━━ Records supplied

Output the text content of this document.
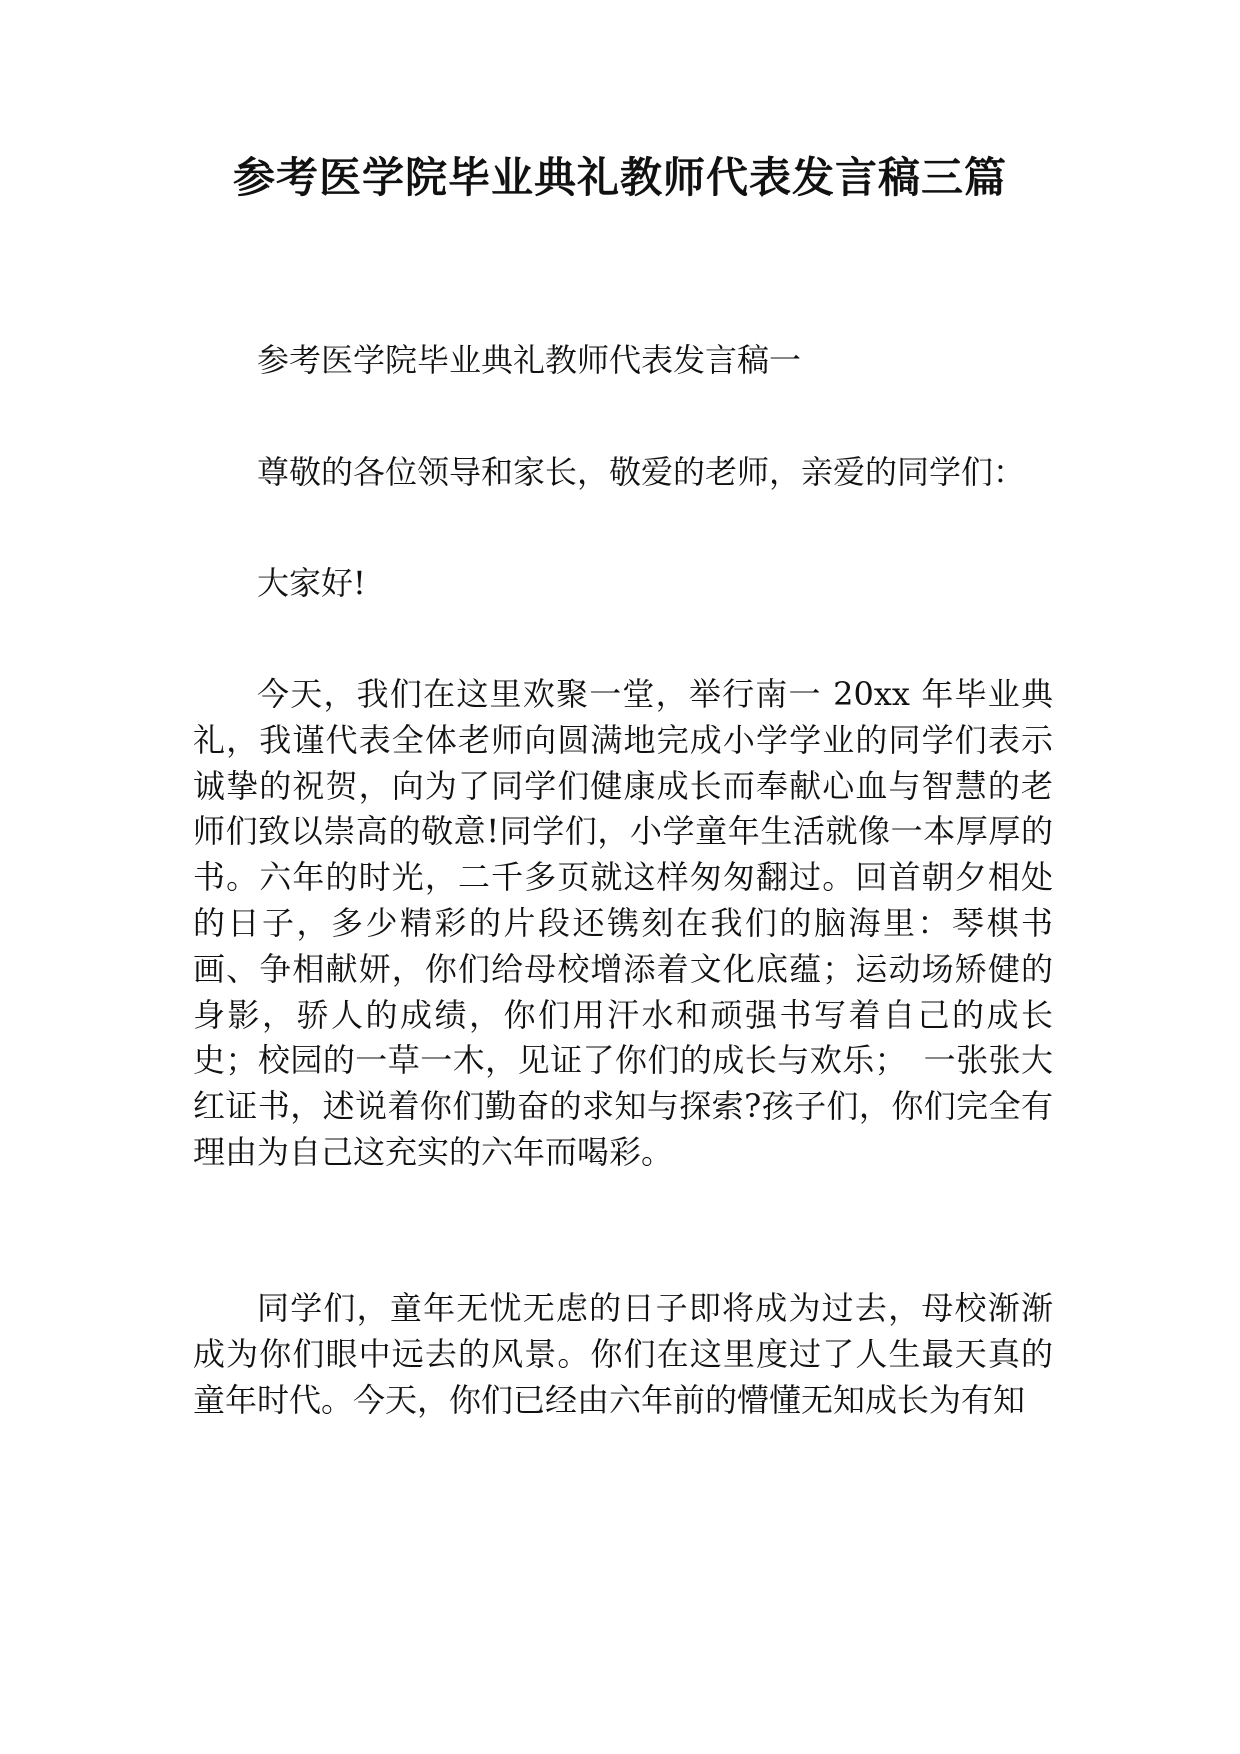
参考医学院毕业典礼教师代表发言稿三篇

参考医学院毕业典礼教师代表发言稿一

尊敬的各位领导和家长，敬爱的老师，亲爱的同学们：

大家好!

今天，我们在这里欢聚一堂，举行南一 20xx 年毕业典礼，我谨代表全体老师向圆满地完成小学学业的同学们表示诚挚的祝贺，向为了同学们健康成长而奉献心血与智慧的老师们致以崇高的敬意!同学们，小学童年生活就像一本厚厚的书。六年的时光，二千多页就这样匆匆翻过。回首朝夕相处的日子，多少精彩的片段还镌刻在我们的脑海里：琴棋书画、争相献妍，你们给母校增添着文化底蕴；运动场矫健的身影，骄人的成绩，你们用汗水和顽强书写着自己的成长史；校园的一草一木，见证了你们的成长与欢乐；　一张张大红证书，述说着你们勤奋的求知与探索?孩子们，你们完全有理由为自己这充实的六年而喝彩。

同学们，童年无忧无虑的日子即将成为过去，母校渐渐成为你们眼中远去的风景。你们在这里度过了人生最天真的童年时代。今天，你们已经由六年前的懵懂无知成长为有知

━━━━

### Job
Copy every record character for character. Skip the pictures.

### Response to the task
Output the text content of this document.
参考医学院毕业典礼教师代表发言稿三篇

参考医学院毕业典礼教师代表发言稿一

尊敬的各位领导和家长，敬爱的老师，亲爱的同学们：

大家好!

今天，我们在这里欢聚一堂，举行南一 20xx 年毕业典礼，我谨代表全体老师向圆满地完成小学学业的同学们表示诚挚的祝贺，向为了同学们健康成长而奉献心血与智慧的老师们致以崇高的敬意!同学们，小学童年生活就像一本厚厚的书。六年的时光，二千多页就这样匆匆翻过。回首朝夕相处的日子，多少精彩的片段还镌刻在我们的脑海里：琴棋书画、争相献妍，你们给母校增添着文化底蕴；运动场矫健的身影，骄人的成绩，你们用汗水和顽强书写着自己的成长史；校园的一草一木，见证了你们的成长与欢乐；　一张张大红证书，述说着你们勤奋的求知与探索?孩子们，你们完全有理由为自己这充实的六年而喝彩。

同学们，童年无忧无虑的日子即将成为过去，母校渐渐成为你们眼中远去的风景。你们在这里度过了人生最天真的童年时代。今天，你们已经由六年前的懵懂无知成长为有知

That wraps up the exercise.